## Supplied information
>> BEGIN
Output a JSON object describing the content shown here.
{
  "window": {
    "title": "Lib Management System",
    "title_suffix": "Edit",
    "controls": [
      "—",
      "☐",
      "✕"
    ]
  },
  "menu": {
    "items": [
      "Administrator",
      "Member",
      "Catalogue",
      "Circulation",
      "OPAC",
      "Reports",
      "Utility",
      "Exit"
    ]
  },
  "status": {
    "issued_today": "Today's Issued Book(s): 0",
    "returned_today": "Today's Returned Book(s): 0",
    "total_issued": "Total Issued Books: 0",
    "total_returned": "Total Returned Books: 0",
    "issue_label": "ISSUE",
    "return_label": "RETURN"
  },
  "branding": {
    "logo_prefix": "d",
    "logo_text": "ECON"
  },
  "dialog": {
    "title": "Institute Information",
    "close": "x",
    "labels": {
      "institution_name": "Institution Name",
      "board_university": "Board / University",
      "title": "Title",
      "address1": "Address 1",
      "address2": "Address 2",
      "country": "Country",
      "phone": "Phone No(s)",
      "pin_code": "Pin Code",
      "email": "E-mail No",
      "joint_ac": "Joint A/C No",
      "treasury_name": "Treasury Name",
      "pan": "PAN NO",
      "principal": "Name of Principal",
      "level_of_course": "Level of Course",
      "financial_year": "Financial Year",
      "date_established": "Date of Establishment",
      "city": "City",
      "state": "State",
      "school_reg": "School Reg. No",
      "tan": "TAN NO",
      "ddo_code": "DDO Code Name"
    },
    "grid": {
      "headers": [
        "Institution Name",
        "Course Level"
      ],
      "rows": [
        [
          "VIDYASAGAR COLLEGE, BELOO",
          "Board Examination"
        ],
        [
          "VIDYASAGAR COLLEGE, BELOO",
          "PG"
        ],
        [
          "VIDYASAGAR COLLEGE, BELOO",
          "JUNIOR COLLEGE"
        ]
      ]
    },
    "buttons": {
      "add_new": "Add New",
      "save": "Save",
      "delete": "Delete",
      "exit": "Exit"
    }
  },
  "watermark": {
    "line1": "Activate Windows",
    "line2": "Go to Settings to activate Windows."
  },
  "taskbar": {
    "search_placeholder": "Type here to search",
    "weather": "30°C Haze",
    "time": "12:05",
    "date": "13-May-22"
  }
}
>> END
Ascertain the number of lines in the entries that include the word "Level", and report only that number.

## Output below
2